┌─ Text passage

James Meikle, health correspondent 

Food firms told to join war on obesity

Food manufacturers will be told to reduce fats and sugars in their products as government advisers try to slim down Britons threatening to burden the NHS with obesity-related health problems.
  
  


Food manufacturers will be told to reduce fats and sugars in their products as government advisers try to slim down Britons threatening to burden the NHS with obesity-related health problems.

Ready-made foods, TV dinners, chips, croquettes, biscuits, chocolate bars and fizzy drinks are all in the firing line as health and food standards officials endeavour to change our eating habits.

Recently published guidance on "safe" salt levels and the naming and shaming of food producers with "unacceptable" levels in their brands promise to be just the start of a concerted campaign to bring the industry into line.

Papers being considered by the nutrition panel, which includes health professionals, consumers and industry representatives as well as government officials, hint at a renewed determination to bring people's consumption closer to the diet health advisers think is best.

That means plenty of fresh meat, fish, fruit, vegetables and bread and much less packaged or processed food. The debate on the next steps is still in its early stages but Martin Paterson, deputy director general of the Food and Drink Federation, warned that the issue of diet and health should not be approached "in an old-fashioned food-Stalinist sort of way".

He said the government appeared too interested in prescribing people's diet alone, without addressing lifestyle choices, including declining interest in exercise.

The guidance on diet suggested in the draft papers is based on people's food consumption at home or from takeaways published in 1992. New figures are expected soon but the overall thrust is unlikely to change much. Intake of some foods and soft drink thought damaging to health may have got worse, especially since eating out has increased significantly in recent years.

Health advisers want people to reduce the amount of energy they get from fat, including that in meat products, chocolates, cakes, buns, cheese, butter and full milk, and increase that from carbohydrates. There have been huge increases in fizzy drink consumption, which now accounts for a large proportion of sugar consumption.

In England alone, obesity levels are three times what they were 20 years ago. A third of all deaths from coronary heart disease are now put down to dietary factors, and obesity is a major risk factor in diabetes.

Government agencies have in recent months appeared more ready to take on the food industry. Supermarkets and manufacturers are fiercely competitive and reluctant to fit in with what they see as increasingly tight diet straitjackets being demanded by government. They argue that their customers do not like anything that smacks of "nanny state" directives.

└─

**Try it:**
Retype the obesity article word for word, everything from "Recently published guidance" down to "think is best.". The entries play no part in the obesity article.

┌─ Supplied data

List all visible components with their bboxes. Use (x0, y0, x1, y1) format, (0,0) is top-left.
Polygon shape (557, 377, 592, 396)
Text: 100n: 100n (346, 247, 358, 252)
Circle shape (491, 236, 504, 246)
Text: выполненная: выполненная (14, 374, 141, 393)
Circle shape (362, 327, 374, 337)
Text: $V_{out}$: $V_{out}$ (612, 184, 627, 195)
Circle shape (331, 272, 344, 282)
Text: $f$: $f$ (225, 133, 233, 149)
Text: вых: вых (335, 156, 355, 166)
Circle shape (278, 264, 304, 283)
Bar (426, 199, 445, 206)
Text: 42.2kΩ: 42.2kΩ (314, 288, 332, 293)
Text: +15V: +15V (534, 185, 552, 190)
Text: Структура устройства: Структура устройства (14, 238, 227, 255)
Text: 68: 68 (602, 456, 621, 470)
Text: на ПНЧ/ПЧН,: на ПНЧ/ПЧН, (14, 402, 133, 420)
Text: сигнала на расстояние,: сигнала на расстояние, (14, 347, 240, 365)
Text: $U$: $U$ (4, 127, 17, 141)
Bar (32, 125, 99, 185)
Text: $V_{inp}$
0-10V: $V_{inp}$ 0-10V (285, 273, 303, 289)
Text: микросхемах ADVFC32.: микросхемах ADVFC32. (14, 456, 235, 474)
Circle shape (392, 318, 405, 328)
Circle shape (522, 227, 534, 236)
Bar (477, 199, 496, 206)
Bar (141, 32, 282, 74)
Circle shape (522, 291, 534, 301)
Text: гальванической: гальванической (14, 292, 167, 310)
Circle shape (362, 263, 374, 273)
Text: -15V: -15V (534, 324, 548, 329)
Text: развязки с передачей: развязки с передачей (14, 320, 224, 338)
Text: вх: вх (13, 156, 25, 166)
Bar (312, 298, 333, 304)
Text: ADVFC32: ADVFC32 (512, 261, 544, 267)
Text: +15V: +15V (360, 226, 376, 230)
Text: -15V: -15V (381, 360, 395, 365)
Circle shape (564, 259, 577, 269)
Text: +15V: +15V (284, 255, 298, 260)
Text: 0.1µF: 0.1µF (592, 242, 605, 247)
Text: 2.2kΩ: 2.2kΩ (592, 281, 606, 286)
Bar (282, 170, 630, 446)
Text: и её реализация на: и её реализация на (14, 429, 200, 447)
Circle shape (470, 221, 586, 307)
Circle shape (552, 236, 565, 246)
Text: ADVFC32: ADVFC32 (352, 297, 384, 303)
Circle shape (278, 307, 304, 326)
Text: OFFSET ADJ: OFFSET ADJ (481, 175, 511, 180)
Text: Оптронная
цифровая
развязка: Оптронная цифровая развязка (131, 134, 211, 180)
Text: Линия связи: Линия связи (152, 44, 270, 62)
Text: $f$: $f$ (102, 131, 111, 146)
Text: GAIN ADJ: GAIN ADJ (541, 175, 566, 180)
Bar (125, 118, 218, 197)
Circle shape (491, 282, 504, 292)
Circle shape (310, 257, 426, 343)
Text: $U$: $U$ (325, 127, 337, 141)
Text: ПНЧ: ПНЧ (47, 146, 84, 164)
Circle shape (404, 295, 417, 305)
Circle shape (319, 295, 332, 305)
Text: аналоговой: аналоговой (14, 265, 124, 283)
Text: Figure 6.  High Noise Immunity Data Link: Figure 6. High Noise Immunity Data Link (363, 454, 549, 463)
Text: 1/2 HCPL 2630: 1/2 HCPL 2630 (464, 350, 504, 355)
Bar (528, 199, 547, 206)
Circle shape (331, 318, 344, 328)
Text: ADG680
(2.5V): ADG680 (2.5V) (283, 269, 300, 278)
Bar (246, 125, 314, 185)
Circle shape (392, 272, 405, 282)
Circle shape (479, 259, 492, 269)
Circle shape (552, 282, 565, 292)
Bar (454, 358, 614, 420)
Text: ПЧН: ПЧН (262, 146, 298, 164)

└─

**Solution below:**
Recently published guidance on "safe" salt levels and the naming and shaming of food producers with "unacceptable" levels in their brands promise to be just the start of a concerted campaign to bring the industry into line.

Papers being considered by the nutrition panel, which includes health professionals, consumers and industry representatives as well as government officials, hint at a renewed determination to bring people's consumption closer to the diet health advisers think is best.